(Extracted data entries)
○ ○ ○ ○

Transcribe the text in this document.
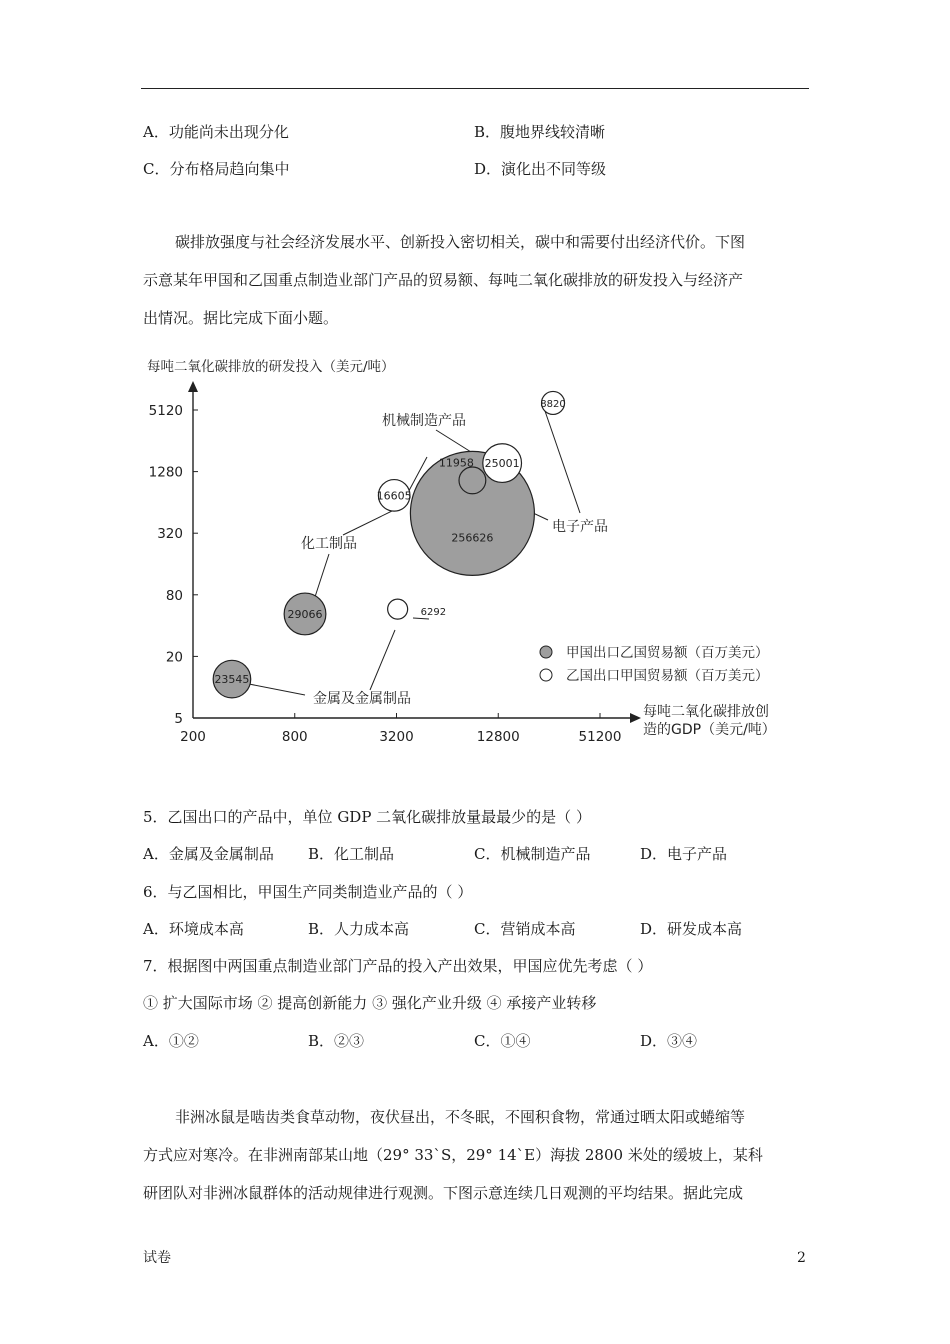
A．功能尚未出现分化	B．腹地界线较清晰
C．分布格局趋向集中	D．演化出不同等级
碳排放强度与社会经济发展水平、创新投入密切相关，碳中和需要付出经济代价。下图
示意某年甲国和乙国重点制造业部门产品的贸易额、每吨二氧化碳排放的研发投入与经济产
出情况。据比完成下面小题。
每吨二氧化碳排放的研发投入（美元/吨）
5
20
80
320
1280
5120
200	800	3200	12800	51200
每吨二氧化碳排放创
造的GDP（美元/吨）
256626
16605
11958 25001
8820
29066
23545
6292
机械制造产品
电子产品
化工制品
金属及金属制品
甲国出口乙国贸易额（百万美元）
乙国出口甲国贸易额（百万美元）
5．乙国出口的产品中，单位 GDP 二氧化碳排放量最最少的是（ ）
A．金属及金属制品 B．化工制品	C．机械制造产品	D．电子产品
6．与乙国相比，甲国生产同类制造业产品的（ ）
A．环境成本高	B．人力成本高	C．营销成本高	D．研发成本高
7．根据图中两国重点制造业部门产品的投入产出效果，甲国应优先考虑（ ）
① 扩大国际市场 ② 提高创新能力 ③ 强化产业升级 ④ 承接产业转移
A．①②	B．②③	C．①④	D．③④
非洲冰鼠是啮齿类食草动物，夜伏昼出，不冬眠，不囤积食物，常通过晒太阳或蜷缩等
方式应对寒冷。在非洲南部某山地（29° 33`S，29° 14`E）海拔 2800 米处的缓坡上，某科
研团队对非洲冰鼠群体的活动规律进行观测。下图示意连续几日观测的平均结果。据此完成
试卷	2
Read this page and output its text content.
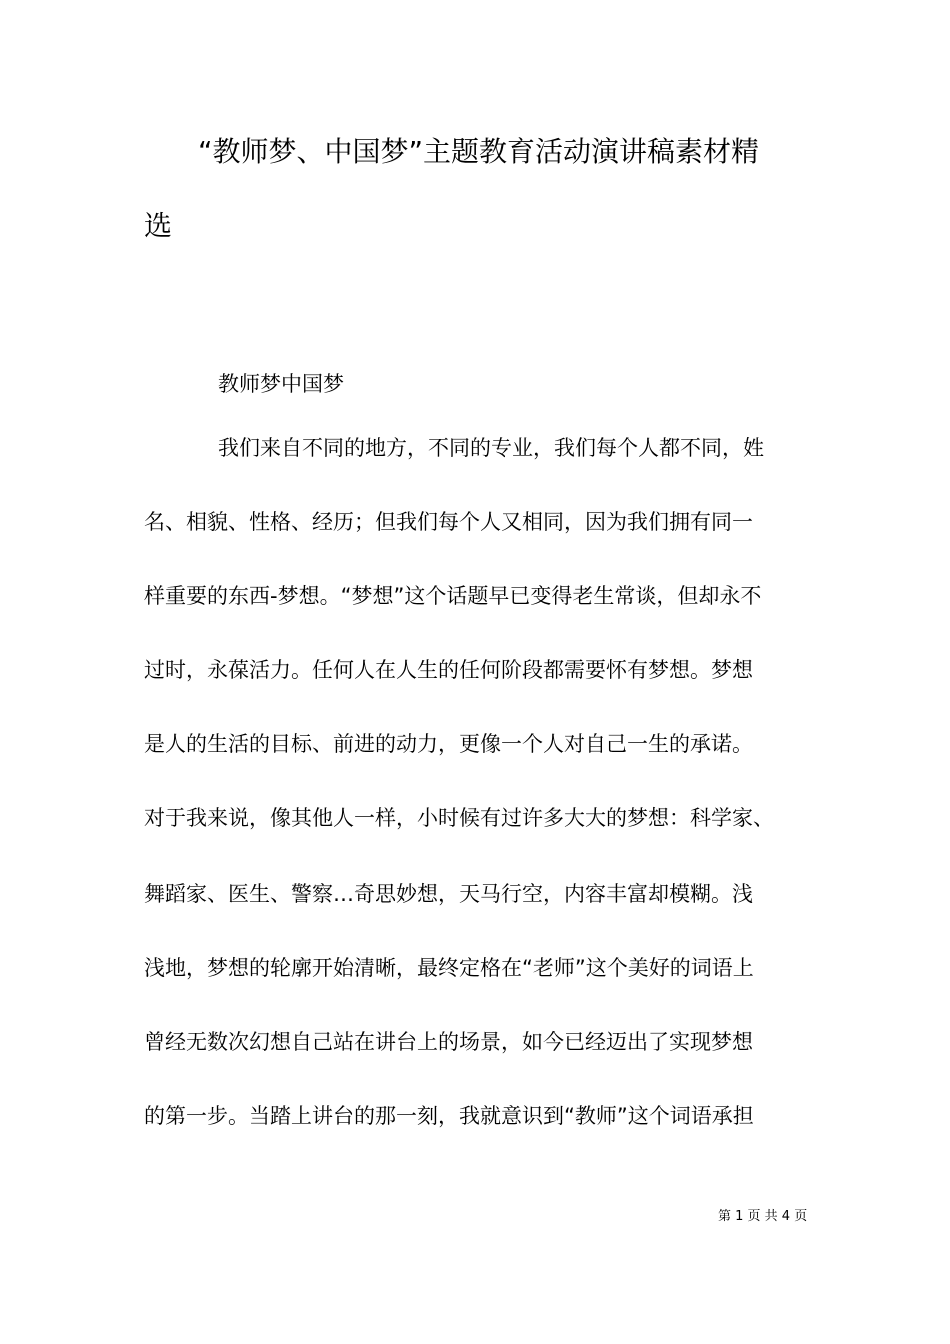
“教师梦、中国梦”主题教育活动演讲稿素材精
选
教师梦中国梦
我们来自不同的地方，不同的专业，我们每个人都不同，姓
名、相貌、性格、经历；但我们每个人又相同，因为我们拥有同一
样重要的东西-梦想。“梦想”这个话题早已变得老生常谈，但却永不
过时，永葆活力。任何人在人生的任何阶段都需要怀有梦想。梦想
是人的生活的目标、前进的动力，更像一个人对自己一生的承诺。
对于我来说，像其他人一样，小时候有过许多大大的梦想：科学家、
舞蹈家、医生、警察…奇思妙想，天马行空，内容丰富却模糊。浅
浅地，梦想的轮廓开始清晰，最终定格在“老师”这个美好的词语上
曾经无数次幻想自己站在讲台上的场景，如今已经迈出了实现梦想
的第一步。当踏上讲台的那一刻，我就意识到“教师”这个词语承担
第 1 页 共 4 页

○ ○ ○ ○

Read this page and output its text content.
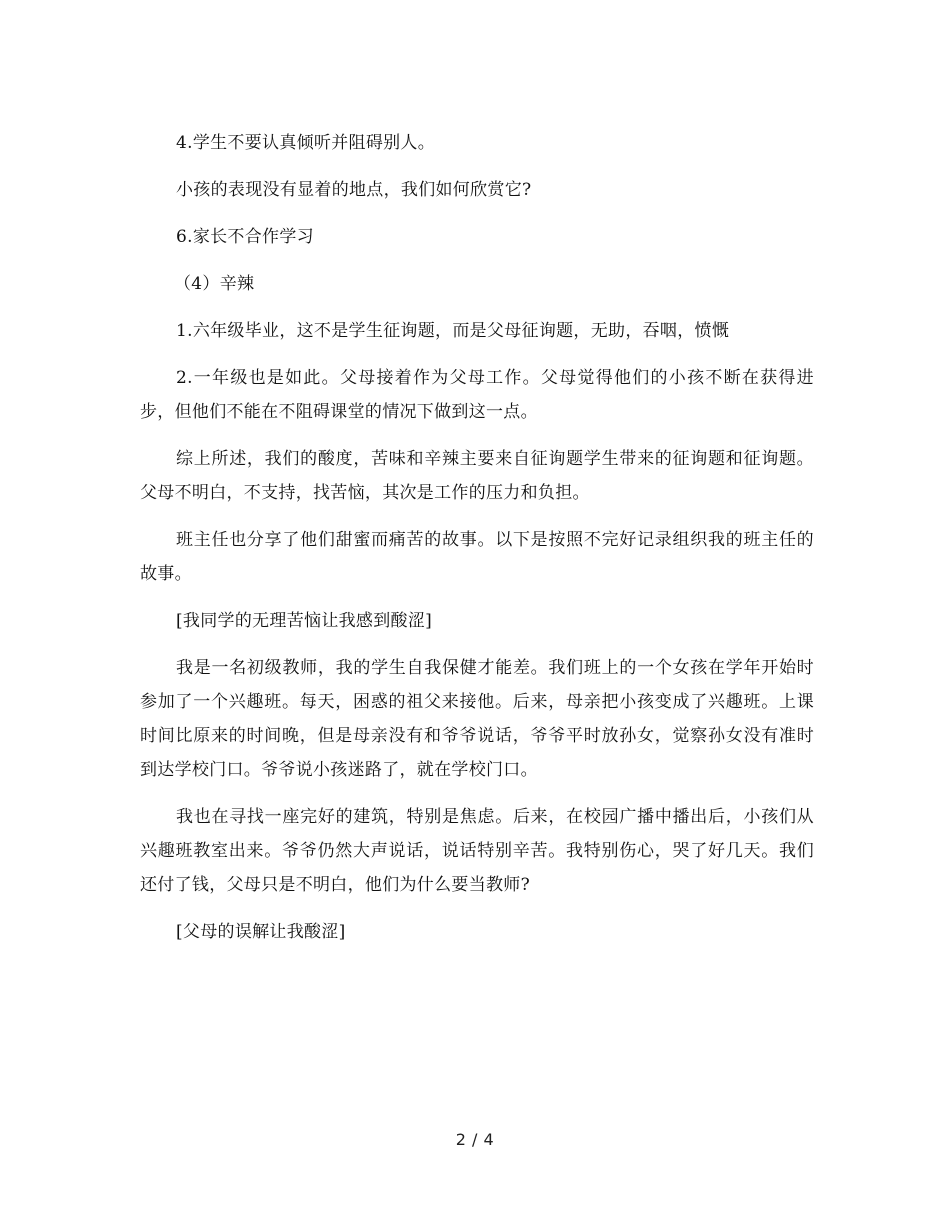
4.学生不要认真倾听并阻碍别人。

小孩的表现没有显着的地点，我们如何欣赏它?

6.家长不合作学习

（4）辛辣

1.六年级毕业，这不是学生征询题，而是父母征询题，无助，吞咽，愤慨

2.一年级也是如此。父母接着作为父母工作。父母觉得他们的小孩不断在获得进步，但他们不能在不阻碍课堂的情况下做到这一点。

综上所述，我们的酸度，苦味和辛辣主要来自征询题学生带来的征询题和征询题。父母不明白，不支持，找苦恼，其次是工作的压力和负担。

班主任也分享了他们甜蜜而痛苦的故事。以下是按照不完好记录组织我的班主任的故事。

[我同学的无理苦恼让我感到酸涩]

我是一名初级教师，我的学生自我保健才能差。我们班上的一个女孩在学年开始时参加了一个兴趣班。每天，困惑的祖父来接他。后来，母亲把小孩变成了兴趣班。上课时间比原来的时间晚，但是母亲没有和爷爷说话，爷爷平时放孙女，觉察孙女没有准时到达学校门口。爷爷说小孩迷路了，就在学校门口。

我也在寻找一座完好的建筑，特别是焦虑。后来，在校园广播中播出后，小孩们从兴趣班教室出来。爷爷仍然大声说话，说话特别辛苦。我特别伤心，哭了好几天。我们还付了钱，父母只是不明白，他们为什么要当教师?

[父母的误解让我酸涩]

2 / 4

○ ○ ○ ○

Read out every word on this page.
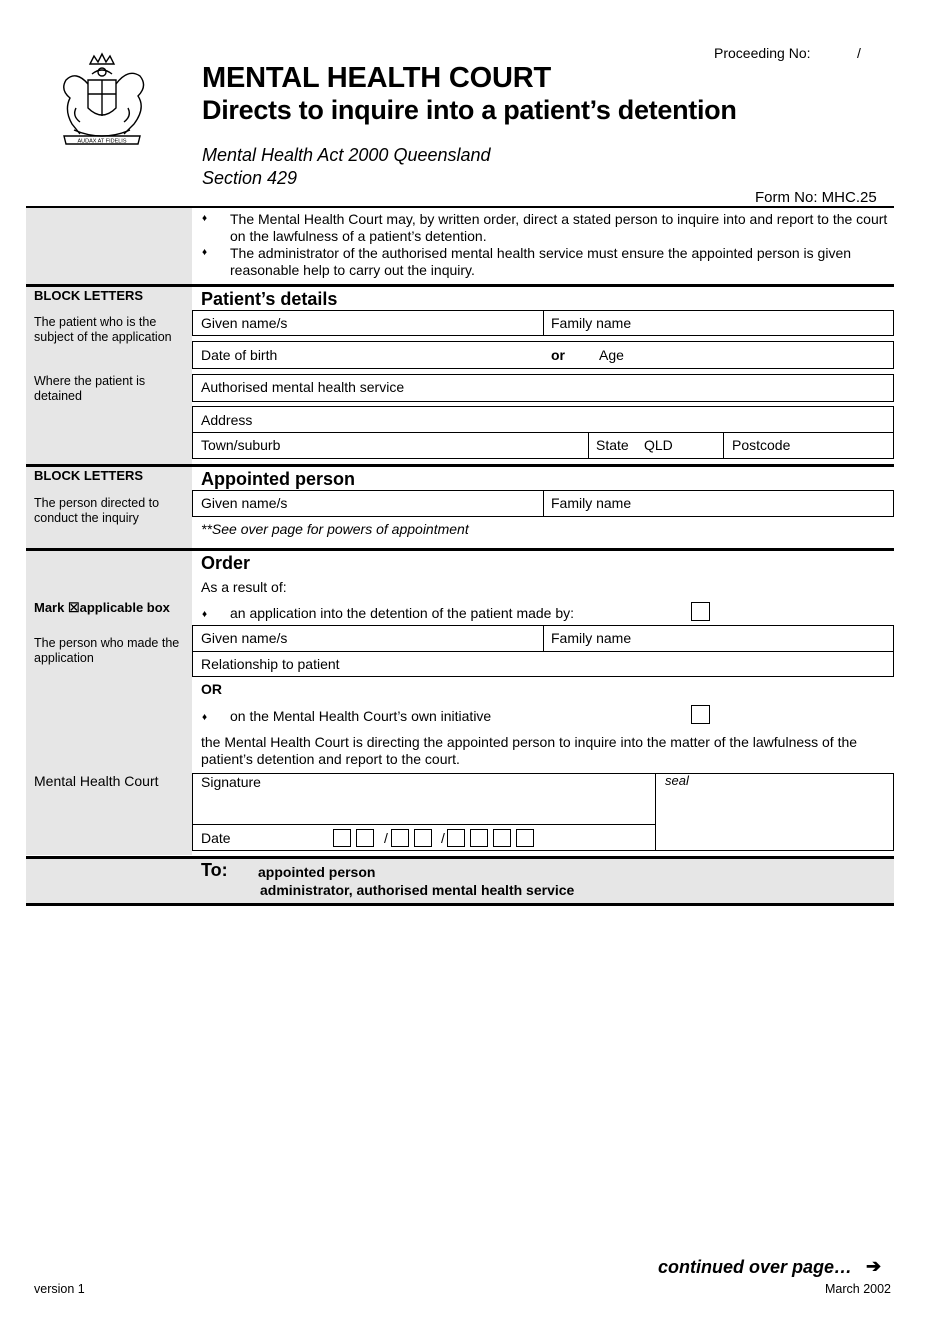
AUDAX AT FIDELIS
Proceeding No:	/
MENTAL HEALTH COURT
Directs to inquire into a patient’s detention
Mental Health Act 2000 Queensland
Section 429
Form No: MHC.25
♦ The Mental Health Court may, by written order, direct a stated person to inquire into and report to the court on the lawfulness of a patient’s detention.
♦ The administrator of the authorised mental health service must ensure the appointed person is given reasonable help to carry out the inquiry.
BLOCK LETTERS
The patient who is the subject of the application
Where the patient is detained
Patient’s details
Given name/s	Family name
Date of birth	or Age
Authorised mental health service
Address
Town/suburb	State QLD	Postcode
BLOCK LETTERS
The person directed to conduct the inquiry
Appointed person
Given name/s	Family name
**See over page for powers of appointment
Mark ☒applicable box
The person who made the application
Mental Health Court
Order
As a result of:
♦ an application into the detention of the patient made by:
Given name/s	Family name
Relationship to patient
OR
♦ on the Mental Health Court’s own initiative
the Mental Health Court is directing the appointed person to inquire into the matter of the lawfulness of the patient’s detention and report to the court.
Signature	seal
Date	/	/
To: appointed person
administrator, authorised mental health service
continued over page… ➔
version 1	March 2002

○ ○ ○ ○

→ **Directions**
Copy every line from the records above that contains the word "inquire".

→ **Result**
Directs to inquire into a patient’s detention
♦ The Mental Health Court may, by written order, direct a stated person to inquire into and report to the court on the lawfulness of a patient’s detention.
the Mental Health Court is directing the appointed person to inquire into the matter of the lawfulness of the patient’s detention and report to the court.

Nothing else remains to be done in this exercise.